== EXTRACTED RECORDS ==

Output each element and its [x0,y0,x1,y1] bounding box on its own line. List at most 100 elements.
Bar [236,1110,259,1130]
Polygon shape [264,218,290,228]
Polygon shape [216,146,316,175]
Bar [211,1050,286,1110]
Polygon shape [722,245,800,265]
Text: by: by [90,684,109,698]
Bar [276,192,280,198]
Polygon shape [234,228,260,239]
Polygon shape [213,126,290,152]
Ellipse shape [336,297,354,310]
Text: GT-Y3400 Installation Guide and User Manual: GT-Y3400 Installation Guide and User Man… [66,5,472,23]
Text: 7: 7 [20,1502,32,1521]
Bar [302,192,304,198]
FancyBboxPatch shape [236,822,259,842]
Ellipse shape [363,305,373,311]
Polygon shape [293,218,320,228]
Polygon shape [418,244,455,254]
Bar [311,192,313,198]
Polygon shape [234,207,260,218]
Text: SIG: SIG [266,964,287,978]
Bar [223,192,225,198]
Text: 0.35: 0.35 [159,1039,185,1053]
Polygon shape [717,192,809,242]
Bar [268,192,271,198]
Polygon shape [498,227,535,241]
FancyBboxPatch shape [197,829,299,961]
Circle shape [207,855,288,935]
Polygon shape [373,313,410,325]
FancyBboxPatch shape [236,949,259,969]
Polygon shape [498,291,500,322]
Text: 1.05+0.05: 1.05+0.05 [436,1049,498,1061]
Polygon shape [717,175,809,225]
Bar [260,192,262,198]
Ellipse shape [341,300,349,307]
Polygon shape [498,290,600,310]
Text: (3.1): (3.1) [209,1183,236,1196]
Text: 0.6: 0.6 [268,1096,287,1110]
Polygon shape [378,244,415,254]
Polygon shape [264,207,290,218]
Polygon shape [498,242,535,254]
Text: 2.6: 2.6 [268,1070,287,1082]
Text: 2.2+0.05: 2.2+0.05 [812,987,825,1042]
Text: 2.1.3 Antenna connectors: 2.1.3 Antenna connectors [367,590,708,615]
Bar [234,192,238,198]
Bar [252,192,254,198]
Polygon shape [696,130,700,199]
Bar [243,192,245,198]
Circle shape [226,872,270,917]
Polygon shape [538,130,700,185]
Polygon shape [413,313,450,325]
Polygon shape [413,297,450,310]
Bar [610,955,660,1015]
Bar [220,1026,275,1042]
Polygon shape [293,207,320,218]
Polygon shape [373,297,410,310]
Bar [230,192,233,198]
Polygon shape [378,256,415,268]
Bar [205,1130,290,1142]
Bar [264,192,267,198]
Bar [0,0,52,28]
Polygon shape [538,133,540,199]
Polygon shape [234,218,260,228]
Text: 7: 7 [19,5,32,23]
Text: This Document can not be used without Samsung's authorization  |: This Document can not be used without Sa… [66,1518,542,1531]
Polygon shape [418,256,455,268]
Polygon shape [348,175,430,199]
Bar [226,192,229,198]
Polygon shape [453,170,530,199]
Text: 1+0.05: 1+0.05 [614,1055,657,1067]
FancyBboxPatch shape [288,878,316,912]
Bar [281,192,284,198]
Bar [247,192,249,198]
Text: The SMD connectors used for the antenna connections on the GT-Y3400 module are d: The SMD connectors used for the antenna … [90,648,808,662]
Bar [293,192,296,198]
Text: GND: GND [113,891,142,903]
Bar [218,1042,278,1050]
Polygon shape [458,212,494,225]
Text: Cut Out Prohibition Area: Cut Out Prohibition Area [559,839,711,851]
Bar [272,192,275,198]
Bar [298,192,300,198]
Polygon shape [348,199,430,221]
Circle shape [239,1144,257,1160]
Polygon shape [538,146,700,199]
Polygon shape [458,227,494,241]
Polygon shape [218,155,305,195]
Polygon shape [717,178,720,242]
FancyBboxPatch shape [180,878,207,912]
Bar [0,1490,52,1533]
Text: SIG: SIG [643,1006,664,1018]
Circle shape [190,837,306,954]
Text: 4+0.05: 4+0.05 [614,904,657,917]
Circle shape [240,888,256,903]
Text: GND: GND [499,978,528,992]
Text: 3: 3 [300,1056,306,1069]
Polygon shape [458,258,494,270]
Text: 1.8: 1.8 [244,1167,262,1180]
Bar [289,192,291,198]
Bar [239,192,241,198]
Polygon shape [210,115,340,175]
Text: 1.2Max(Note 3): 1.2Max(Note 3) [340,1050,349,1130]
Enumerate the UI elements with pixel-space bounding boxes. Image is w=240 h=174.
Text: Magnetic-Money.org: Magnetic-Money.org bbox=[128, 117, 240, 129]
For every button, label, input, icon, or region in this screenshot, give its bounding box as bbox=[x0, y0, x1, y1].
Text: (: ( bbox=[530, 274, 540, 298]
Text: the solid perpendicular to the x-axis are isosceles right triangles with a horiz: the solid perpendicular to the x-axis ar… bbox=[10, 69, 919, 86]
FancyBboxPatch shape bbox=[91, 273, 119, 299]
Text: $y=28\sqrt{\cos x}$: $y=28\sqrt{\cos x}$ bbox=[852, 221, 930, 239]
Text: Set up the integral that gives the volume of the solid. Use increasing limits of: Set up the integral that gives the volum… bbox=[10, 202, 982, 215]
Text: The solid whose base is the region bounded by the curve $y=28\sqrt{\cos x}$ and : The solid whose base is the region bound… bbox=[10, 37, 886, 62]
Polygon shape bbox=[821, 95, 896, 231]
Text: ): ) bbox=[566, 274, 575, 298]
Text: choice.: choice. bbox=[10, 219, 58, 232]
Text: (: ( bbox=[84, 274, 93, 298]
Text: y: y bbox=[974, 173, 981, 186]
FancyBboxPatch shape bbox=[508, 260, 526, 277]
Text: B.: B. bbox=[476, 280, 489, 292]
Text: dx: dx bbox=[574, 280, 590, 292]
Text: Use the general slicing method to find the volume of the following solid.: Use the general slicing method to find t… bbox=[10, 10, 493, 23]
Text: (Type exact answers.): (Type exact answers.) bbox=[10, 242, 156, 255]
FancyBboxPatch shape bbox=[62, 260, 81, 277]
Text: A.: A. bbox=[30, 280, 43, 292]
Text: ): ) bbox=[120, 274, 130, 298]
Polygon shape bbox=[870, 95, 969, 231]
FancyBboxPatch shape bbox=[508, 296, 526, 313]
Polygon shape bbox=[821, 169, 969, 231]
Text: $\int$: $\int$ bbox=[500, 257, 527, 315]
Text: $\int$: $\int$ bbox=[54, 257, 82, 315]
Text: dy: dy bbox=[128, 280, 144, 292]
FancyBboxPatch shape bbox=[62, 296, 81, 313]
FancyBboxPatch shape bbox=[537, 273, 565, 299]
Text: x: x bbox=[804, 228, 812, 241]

===

_WHAT YOU NEED TO DO_. Reproduce every line of the items above verbatim, changing nothing.

_THE ANSWER_.
Output each element and its [x0,y0,x1,y1] bounding box on its own line. List at most 100 elements.
Bar [236,1110,259,1130]
Polygon shape [264,218,290,228]
Polygon shape [216,146,316,175]
Bar [211,1050,286,1110]
Polygon shape [722,245,800,265]
Text: by: by [90,684,109,698]
Bar [276,192,280,198]
Polygon shape [234,228,260,239]
Polygon shape [213,126,290,152]
Ellipse shape [336,297,354,310]
Text: GT-Y3400 Installation Guide and User Manual: GT-Y3400 Installation Guide and User Man… [66,5,472,23]
Text: 7: 7 [20,1502,32,1521]
Bar [302,192,304,198]
FancyBboxPatch shape [236,822,259,842]
Ellipse shape [363,305,373,311]
Polygon shape [293,218,320,228]
Polygon shape [418,244,455,254]
Bar [311,192,313,198]
Polygon shape [234,207,260,218]
Text: SIG: SIG [266,964,287,978]
Bar [223,192,225,198]
Text: 0.35: 0.35 [159,1039,185,1053]
Polygon shape [717,192,809,242]
Bar [268,192,271,198]
Polygon shape [498,227,535,241]
FancyBboxPatch shape [197,829,299,961]
Circle shape [207,855,288,935]
Polygon shape [373,313,410,325]
FancyBboxPatch shape [236,949,259,969]
Polygon shape [498,291,500,322]
Text: 1.05+0.05: 1.05+0.05 [436,1049,498,1061]
Polygon shape [717,175,809,225]
Bar [260,192,262,198]
Ellipse shape [341,300,349,307]
Polygon shape [498,290,600,310]
Text: (3.1): (3.1) [209,1183,236,1196]
Text: 0.6: 0.6 [268,1096,287,1110]
Polygon shape [378,244,415,254]
Polygon shape [264,207,290,218]
Polygon shape [498,242,535,254]
Text: 2.6: 2.6 [268,1070,287,1082]
Text: 2.2+0.05: 2.2+0.05 [812,987,825,1042]
Text: 2.1.3 Antenna connectors: 2.1.3 Antenna connectors [367,590,708,615]
Bar [234,192,238,198]
Bar [252,192,254,198]
Polygon shape [696,130,700,199]
Bar [243,192,245,198]
Circle shape [226,872,270,917]
Polygon shape [538,130,700,185]
Polygon shape [413,313,450,325]
Polygon shape [413,297,450,310]
Bar [610,955,660,1015]
Bar [220,1026,275,1042]
Polygon shape [293,207,320,218]
Polygon shape [373,297,410,310]
Bar [230,192,233,198]
Polygon shape [378,256,415,268]
Bar [205,1130,290,1142]
Bar [264,192,267,198]
Bar [0,0,52,28]
Polygon shape [538,133,540,199]
Polygon shape [234,218,260,228]
Text: 7: 7 [19,5,32,23]
Text: This Document can not be used without Samsung's authorization  |: This Document can not be used without Sa… [66,1518,542,1531]
Polygon shape [418,256,455,268]
Polygon shape [348,175,430,199]
Bar [226,192,229,198]
Polygon shape [453,170,530,199]
Text: 1+0.05: 1+0.05 [614,1055,657,1067]
FancyBboxPatch shape [288,878,316,912]
Bar [281,192,284,198]
Bar [247,192,249,198]
Text: The SMD connectors used for the antenna connections on the GT-Y3400 module are d: The SMD connectors used for the antenna … [90,648,808,662]
Bar [293,192,296,198]
Text: GND: GND [113,891,142,903]
Bar [218,1042,278,1050]
Polygon shape [458,212,494,225]
Text: Cut Out Prohibition Area: Cut Out Prohibition Area [559,839,711,851]
Bar [272,192,275,198]
Bar [298,192,300,198]
Polygon shape [348,199,430,221]
Circle shape [239,1144,257,1160]
Polygon shape [538,146,700,199]
Polygon shape [458,227,494,241]
Polygon shape [218,155,305,195]
Polygon shape [717,178,720,242]
FancyBboxPatch shape [180,878,207,912]
Bar [0,1490,52,1533]
Text: SIG: SIG [643,1006,664,1018]
Circle shape [190,837,306,954]
Text: 4+0.05: 4+0.05 [614,904,657,917]
Circle shape [240,888,256,903]
Text: GND: GND [499,978,528,992]
Text: 3: 3 [300,1056,306,1069]
Polygon shape [458,258,494,270]
Text: 1.8: 1.8 [244,1167,262,1180]
Bar [289,192,291,198]
Bar [239,192,241,198]
Polygon shape [210,115,340,175]
Text: 1.2Max(Note 3): 1.2Max(Note 3) [340,1050,349,1130]
Enumerate the UI elements with pixel-space bounding boxes. Image is w=240 h=174.
Text: Magnetic-Money.org: Magnetic-Money.org bbox=[128, 117, 240, 129]
For every button, label, input, icon, or region in this screenshot, give its bounding box as bbox=[x0, y0, x1, y1].
Text: (: ( bbox=[530, 274, 540, 298]
Text: the solid perpendicular to the x-axis are isosceles right triangles with a horiz: the solid perpendicular to the x-axis ar… bbox=[10, 69, 919, 86]
FancyBboxPatch shape bbox=[91, 273, 119, 299]
Text: $y=28\sqrt{\cos x}$: $y=28\sqrt{\cos x}$ bbox=[852, 221, 930, 239]
Text: Set up the integral that gives the volume of the solid. Use increasing limits of: Set up the integral that gives the volum… bbox=[10, 202, 982, 215]
Text: The solid whose base is the region bounded by the curve $y=28\sqrt{\cos x}$ and : The solid whose base is the region bound… bbox=[10, 37, 886, 62]
Polygon shape bbox=[821, 95, 896, 231]
Text: ): ) bbox=[566, 274, 575, 298]
Text: choice.: choice. bbox=[10, 219, 58, 232]
Text: (: ( bbox=[84, 274, 93, 298]
Text: y: y bbox=[974, 173, 981, 186]
FancyBboxPatch shape bbox=[508, 260, 526, 277]
Text: B.: B. bbox=[476, 280, 489, 292]
Text: dx: dx bbox=[574, 280, 590, 292]
Text: Use the general slicing method to find the volume of the following solid.: Use the general slicing method to find t… bbox=[10, 10, 493, 23]
Text: (Type exact answers.): (Type exact answers.) bbox=[10, 242, 156, 255]
FancyBboxPatch shape bbox=[62, 260, 81, 277]
Text: A.: A. bbox=[30, 280, 43, 292]
Text: ): ) bbox=[120, 274, 130, 298]
Polygon shape bbox=[870, 95, 969, 231]
FancyBboxPatch shape bbox=[508, 296, 526, 313]
Polygon shape bbox=[821, 169, 969, 231]
Text: $\int$: $\int$ bbox=[500, 257, 527, 315]
Text: $\int$: $\int$ bbox=[54, 257, 82, 315]
Text: dy: dy bbox=[128, 280, 144, 292]
FancyBboxPatch shape bbox=[62, 296, 81, 313]
FancyBboxPatch shape bbox=[537, 273, 565, 299]
Text: x: x bbox=[804, 228, 812, 241]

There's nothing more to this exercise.